EXERCISE AIM:
State how many of the lines below contain the string "section", matching case exactly. Reply with the number only.

[Dataset rows]
· · · · · · ·

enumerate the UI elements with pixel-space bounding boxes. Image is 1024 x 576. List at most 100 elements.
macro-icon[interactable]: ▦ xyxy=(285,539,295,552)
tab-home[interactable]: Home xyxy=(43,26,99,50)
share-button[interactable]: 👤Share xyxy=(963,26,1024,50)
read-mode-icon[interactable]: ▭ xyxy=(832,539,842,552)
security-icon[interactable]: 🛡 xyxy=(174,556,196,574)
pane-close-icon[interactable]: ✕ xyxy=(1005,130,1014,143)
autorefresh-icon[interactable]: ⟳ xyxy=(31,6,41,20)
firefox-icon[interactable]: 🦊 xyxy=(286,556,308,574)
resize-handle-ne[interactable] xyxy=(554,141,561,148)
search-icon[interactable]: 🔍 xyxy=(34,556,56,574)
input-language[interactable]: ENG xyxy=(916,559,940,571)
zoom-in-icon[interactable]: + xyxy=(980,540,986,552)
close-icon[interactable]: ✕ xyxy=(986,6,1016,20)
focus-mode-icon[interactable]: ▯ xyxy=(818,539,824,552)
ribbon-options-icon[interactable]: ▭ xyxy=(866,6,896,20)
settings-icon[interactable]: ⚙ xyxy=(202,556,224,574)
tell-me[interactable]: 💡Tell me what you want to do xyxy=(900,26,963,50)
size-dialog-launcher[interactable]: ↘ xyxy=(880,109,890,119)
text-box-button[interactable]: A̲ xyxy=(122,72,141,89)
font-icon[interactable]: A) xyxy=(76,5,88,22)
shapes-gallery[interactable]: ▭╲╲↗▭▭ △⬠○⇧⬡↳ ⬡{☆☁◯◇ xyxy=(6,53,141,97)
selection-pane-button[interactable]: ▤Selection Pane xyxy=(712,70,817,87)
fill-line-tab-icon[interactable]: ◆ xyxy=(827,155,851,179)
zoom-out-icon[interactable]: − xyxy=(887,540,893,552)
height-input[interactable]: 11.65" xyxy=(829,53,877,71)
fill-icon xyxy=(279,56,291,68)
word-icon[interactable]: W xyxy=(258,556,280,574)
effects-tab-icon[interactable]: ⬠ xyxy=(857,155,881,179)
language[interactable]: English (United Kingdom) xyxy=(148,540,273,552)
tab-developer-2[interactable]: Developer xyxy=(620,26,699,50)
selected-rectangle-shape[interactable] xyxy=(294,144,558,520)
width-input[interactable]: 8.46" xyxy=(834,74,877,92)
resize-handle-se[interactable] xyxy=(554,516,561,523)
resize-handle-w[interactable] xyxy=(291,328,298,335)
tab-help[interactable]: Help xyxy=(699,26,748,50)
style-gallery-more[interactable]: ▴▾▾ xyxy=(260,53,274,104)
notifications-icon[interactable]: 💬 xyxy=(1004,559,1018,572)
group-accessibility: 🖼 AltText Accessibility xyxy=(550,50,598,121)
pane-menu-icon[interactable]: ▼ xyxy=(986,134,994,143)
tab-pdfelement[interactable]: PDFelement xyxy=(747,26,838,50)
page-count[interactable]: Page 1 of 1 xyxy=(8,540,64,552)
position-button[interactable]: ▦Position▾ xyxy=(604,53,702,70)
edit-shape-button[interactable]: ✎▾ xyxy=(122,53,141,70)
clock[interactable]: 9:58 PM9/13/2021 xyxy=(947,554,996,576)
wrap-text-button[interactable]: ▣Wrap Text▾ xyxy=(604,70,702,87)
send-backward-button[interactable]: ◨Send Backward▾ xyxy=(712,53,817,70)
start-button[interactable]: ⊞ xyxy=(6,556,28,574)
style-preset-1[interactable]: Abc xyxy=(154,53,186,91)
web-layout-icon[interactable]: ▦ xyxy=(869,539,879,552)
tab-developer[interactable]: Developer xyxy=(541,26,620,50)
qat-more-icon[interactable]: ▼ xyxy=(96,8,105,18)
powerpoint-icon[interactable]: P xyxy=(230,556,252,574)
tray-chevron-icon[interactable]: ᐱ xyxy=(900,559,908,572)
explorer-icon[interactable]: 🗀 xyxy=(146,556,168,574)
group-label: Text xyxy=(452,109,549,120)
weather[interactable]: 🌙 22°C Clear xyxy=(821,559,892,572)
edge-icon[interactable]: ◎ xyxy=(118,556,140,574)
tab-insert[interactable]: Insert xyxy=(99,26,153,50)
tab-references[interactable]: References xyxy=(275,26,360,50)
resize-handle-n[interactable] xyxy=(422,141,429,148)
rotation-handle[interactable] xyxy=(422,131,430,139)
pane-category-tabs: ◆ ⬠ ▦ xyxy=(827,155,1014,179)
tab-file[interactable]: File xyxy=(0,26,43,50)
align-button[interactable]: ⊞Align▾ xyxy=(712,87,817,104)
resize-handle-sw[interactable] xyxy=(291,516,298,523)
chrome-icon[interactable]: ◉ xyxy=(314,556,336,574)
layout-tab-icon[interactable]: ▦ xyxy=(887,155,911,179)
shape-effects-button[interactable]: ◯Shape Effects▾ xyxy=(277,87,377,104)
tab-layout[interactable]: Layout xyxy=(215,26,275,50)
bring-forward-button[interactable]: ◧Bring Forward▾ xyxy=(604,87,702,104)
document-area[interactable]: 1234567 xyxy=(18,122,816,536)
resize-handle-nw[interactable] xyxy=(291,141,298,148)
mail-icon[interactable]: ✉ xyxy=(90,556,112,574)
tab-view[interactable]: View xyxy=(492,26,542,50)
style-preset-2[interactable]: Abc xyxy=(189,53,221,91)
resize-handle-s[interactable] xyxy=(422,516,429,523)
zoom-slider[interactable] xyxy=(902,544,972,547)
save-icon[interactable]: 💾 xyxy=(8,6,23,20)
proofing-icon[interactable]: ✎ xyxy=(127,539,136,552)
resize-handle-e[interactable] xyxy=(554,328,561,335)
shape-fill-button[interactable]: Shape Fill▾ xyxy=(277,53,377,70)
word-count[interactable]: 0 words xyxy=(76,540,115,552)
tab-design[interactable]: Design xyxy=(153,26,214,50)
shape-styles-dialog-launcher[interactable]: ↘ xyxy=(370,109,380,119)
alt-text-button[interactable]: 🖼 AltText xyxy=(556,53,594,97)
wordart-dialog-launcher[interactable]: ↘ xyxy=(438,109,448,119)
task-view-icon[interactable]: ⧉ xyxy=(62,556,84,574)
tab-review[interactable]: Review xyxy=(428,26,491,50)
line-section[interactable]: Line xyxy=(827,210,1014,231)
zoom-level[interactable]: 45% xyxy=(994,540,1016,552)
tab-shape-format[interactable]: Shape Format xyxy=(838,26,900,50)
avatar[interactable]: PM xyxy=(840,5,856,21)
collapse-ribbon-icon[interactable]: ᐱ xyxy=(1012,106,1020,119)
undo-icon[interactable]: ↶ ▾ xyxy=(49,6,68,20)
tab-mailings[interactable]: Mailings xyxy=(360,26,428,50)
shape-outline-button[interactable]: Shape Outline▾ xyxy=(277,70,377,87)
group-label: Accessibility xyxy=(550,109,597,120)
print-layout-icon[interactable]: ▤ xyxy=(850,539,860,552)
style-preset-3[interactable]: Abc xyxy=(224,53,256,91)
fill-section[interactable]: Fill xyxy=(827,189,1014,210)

· · · · · · ·

SOLUTION FOR THIS EXERCISE:
2